• **REQUEST**: Repeat all the material exactly; pictures stay out of your copy.
-*-
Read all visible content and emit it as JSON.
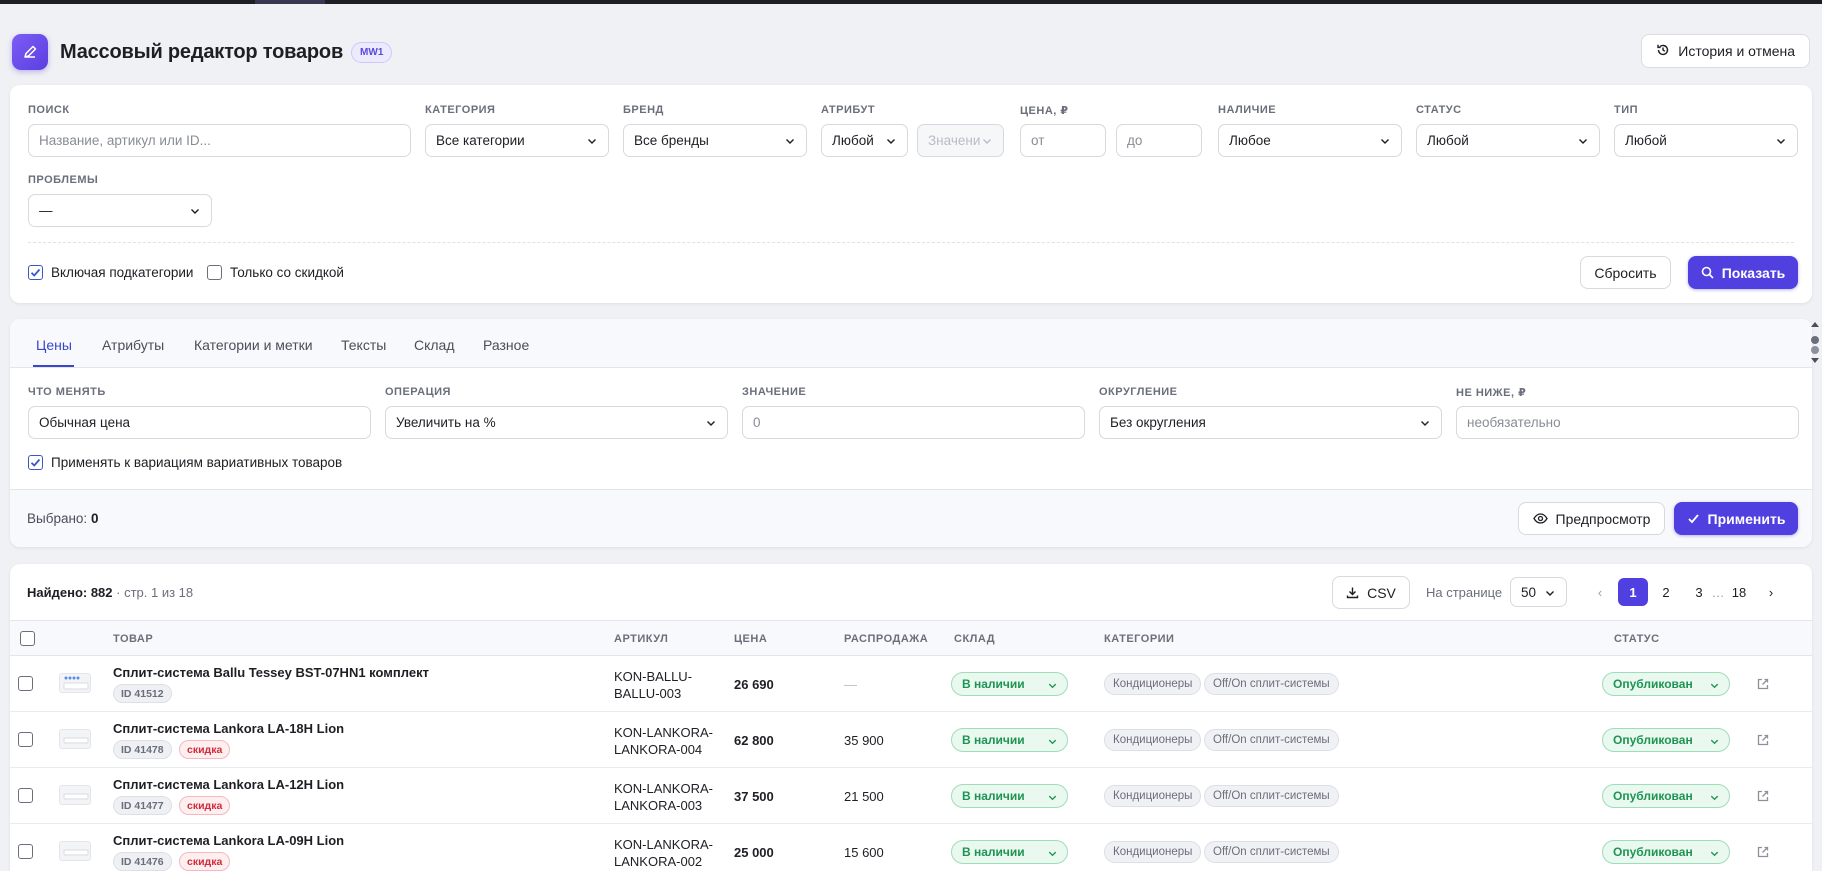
{
  "header": {
    "title": "Массовый редактор товаров",
    "badge": "MW1",
    "history_button": "История и отмена"
  },
  "filters": {
    "search": {
      "label": "ПОИСК",
      "placeholder": "Название, артикул или ID..."
    },
    "category": {
      "label": "КАТЕГОРИЯ",
      "value": "Все категории"
    },
    "brand": {
      "label": "БРЕНД",
      "value": "Все бренды"
    },
    "attribute": {
      "label": "АТРИБУТ",
      "value": "Любой",
      "value_placeholder": "Значени"
    },
    "price": {
      "label": "ЦЕНА, ₽",
      "from_placeholder": "от",
      "to_placeholder": "до"
    },
    "availability": {
      "label": "НАЛИЧИЕ",
      "value": "Любое"
    },
    "status": {
      "label": "СТАТУС",
      "value": "Любой"
    },
    "type": {
      "label": "ТИП",
      "value": "Любой"
    },
    "problems": {
      "label": "ПРОБЛЕМЫ",
      "value": "—"
    },
    "include_subcategories": {
      "label": "Включая подкатегории",
      "checked": true
    },
    "only_discount": {
      "label": "Только со скидкой",
      "checked": false
    },
    "reset_button": "Сбросить",
    "show_button": "Показать"
  },
  "editor": {
    "tabs": [
      "Цены",
      "Атрибуты",
      "Категории и метки",
      "Тексты",
      "Склад",
      "Разное"
    ],
    "active_tab": "Цены",
    "what_to_change": {
      "label": "ЧТО МЕНЯТЬ",
      "value": "Обычная цена"
    },
    "operation": {
      "label": "ОПЕРАЦИЯ",
      "value": "Увеличить на %"
    },
    "amount": {
      "label": "ЗНАЧЕНИЕ",
      "value": "0"
    },
    "rounding": {
      "label": "ОКРУГЛЕНИЕ",
      "value": "Без округления"
    },
    "min_price": {
      "label": "НЕ НИЖЕ, ₽",
      "placeholder": "необязательно"
    },
    "apply_to_variations": {
      "label": "Применять к вариациям вариативных товаров",
      "checked": true
    },
    "selected_label": "Выбрано:",
    "selected_count": "0",
    "preview_button": "Предпросмотр",
    "apply_button": "Применить"
  },
  "results": {
    "found_label": "Найдено: 882",
    "page_info": "· стр. 1 из 18",
    "csv_button": "CSV",
    "per_page_label": "На странице",
    "per_page_value": "50",
    "pages": [
      "1",
      "2",
      "3",
      "…",
      "18"
    ],
    "prev": "‹",
    "next": "›",
    "columns": {
      "product": "ТОВАР",
      "sku": "АРТИКУЛ",
      "price": "ЦЕНА",
      "sale": "РАСПРОДАЖА",
      "stock": "СКЛАД",
      "categories": "КАТЕГОРИИ",
      "status": "СТАТУС"
    },
    "rows": [
      {
        "name": "Сплит-система Ballu Tessey BST-07HN1 комплект",
        "id": "ID 41512",
        "sale_tag": "",
        "sku_1": "KON-BALLU-",
        "sku_2": "BALLU-003",
        "price": "26 690",
        "sale": "—",
        "stock": "В наличии",
        "cat_1": "Кондиционеры",
        "cat_2": "Off/On сплит-системы",
        "status": "Опубликован"
      },
      {
        "name": "Сплит-система Lankora LA-18H Lion",
        "id": "ID 41478",
        "sale_tag": "скидка",
        "sku_1": "KON-LANKORA-",
        "sku_2": "LANKORA-004",
        "price": "62 800",
        "sale": "35 900",
        "stock": "В наличии",
        "cat_1": "Кондиционеры",
        "cat_2": "Off/On сплит-системы",
        "status": "Опубликован"
      },
      {
        "name": "Сплит-система Lankora LA-12H Lion",
        "id": "ID 41477",
        "sale_tag": "скидка",
        "sku_1": "KON-LANKORA-",
        "sku_2": "LANKORA-003",
        "price": "37 500",
        "sale": "21 500",
        "stock": "В наличии",
        "cat_1": "Кондиционеры",
        "cat_2": "Off/On сплит-системы",
        "status": "Опубликован"
      },
      {
        "name": "Сплит-система Lankora LA-09H Lion",
        "id": "ID 41476",
        "sale_tag": "скидка",
        "sku_1": "KON-LANKORA-",
        "sku_2": "LANKORA-002",
        "price": "25 000",
        "sale": "15 600",
        "stock": "В наличии",
        "cat_1": "Кондиционеры",
        "cat_2": "Off/On сплит-системы",
        "status": "Опубликован"
      }
    ]
  },
  "colors": {
    "primary": "#5140e0",
    "success": "#1f9452",
    "danger": "#d22a3a"
  },
  "icons": [
    "pencil-icon",
    "history-icon",
    "chevron-down-icon",
    "search-icon",
    "eye-icon",
    "check-icon",
    "download-icon",
    "external-link-icon"
  ]
}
-*-
• **OUTPUT FOR THIS TASK**:
Read all visible content and emit it as JSON.
{
  "header": {
    "title": "Массовый редактор товаров",
    "badge": "MW1",
    "history_button": "История и отмена"
  },
  "filters": {
    "search": {
      "label": "ПОИСК",
      "placeholder": "Название, артикул или ID..."
    },
    "category": {
      "label": "КАТЕГОРИЯ",
      "value": "Все категории"
    },
    "brand": {
      "label": "БРЕНД",
      "value": "Все бренды"
    },
    "attribute": {
      "label": "АТРИБУТ",
      "value": "Любой",
      "value_placeholder": "Значени"
    },
    "price": {
      "label": "ЦЕНА, ₽",
      "from_placeholder": "от",
      "to_placeholder": "до"
    },
    "availability": {
      "label": "НАЛИЧИЕ",
      "value": "Любое"
    },
    "status": {
      "label": "СТАТУС",
      "value": "Любой"
    },
    "type": {
      "label": "ТИП",
      "value": "Любой"
    },
    "problems": {
      "label": "ПРОБЛЕМЫ",
      "value": "—"
    },
    "include_subcategories": {
      "label": "Включая подкатегории",
      "checked": true
    },
    "only_discount": {
      "label": "Только со скидкой",
      "checked": false
    },
    "reset_button": "Сбросить",
    "show_button": "Показать"
  },
  "editor": {
    "tabs": [
      "Цены",
      "Атрибуты",
      "Категории и метки",
      "Тексты",
      "Склад",
      "Разное"
    ],
    "active_tab": "Цены",
    "what_to_change": {
      "label": "ЧТО МЕНЯТЬ",
      "value": "Обычная цена"
    },
    "operation": {
      "label": "ОПЕРАЦИЯ",
      "value": "Увеличить на %"
    },
    "amount": {
      "label": "ЗНАЧЕНИЕ",
      "value": "0"
    },
    "rounding": {
      "label": "ОКРУГЛЕНИЕ",
      "value": "Без округления"
    },
    "min_price": {
      "label": "НЕ НИЖЕ, ₽",
      "placeholder": "необязательно"
    },
    "apply_to_variations": {
      "label": "Применять к вариациям вариативных товаров",
      "checked": true
    },
    "selected_label": "Выбрано:",
    "selected_count": "0",
    "preview_button": "Предпросмотр",
    "apply_button": "Применить"
  },
  "results": {
    "found_label": "Найдено: 882",
    "page_info": "· стр. 1 из 18",
    "csv_button": "CSV",
    "per_page_label": "На странице",
    "per_page_value": "50",
    "pages": [
      "1",
      "2",
      "3",
      "…",
      "18"
    ],
    "prev": "‹",
    "next": "›",
    "columns": {
      "product": "ТОВАР",
      "sku": "АРТИКУЛ",
      "price": "ЦЕНА",
      "sale": "РАСПРОДАЖА",
      "stock": "СКЛАД",
      "categories": "КАТЕГОРИИ",
      "status": "СТАТУС"
    },
    "rows": [
      {
        "name": "Сплит-система Ballu Tessey BST-07HN1 комплект",
        "id": "ID 41512",
        "sale_tag": "",
        "sku_1": "KON-BALLU-",
        "sku_2": "BALLU-003",
        "price": "26 690",
        "sale": "—",
        "stock": "В наличии",
        "cat_1": "Кондиционеры",
        "cat_2": "Off/On сплит-системы",
        "status": "Опубликован"
      },
      {
        "name": "Сплит-система Lankora LA-18H Lion",
        "id": "ID 41478",
        "sale_tag": "скидка",
        "sku_1": "KON-LANKORA-",
        "sku_2": "LANKORA-004",
        "price": "62 800",
        "sale": "35 900",
        "stock": "В наличии",
        "cat_1": "Кондиционеры",
        "cat_2": "Off/On сплит-системы",
        "status": "Опубликован"
      },
      {
        "name": "Сплит-система Lankora LA-12H Lion",
        "id": "ID 41477",
        "sale_tag": "скидка",
        "sku_1": "KON-LANKORA-",
        "sku_2": "LANKORA-003",
        "price": "37 500",
        "sale": "21 500",
        "stock": "В наличии",
        "cat_1": "Кондиционеры",
        "cat_2": "Off/On сплит-системы",
        "status": "Опубликован"
      },
      {
        "name": "Сплит-система Lankora LA-09H Lion",
        "id": "ID 41476",
        "sale_tag": "скидка",
        "sku_1": "KON-LANKORA-",
        "sku_2": "LANKORA-002",
        "price": "25 000",
        "sale": "15 600",
        "stock": "В наличии",
        "cat_1": "Кондиционеры",
        "cat_2": "Off/On сплит-системы",
        "status": "Опубликован"
      }
    ]
  },
  "colors": {
    "primary": "#5140e0",
    "success": "#1f9452",
    "danger": "#d22a3a"
  },
  "icons": [
    "pencil-icon",
    "history-icon",
    "chevron-down-icon",
    "search-icon",
    "eye-icon",
    "check-icon",
    "download-icon",
    "external-link-icon"
  ]
}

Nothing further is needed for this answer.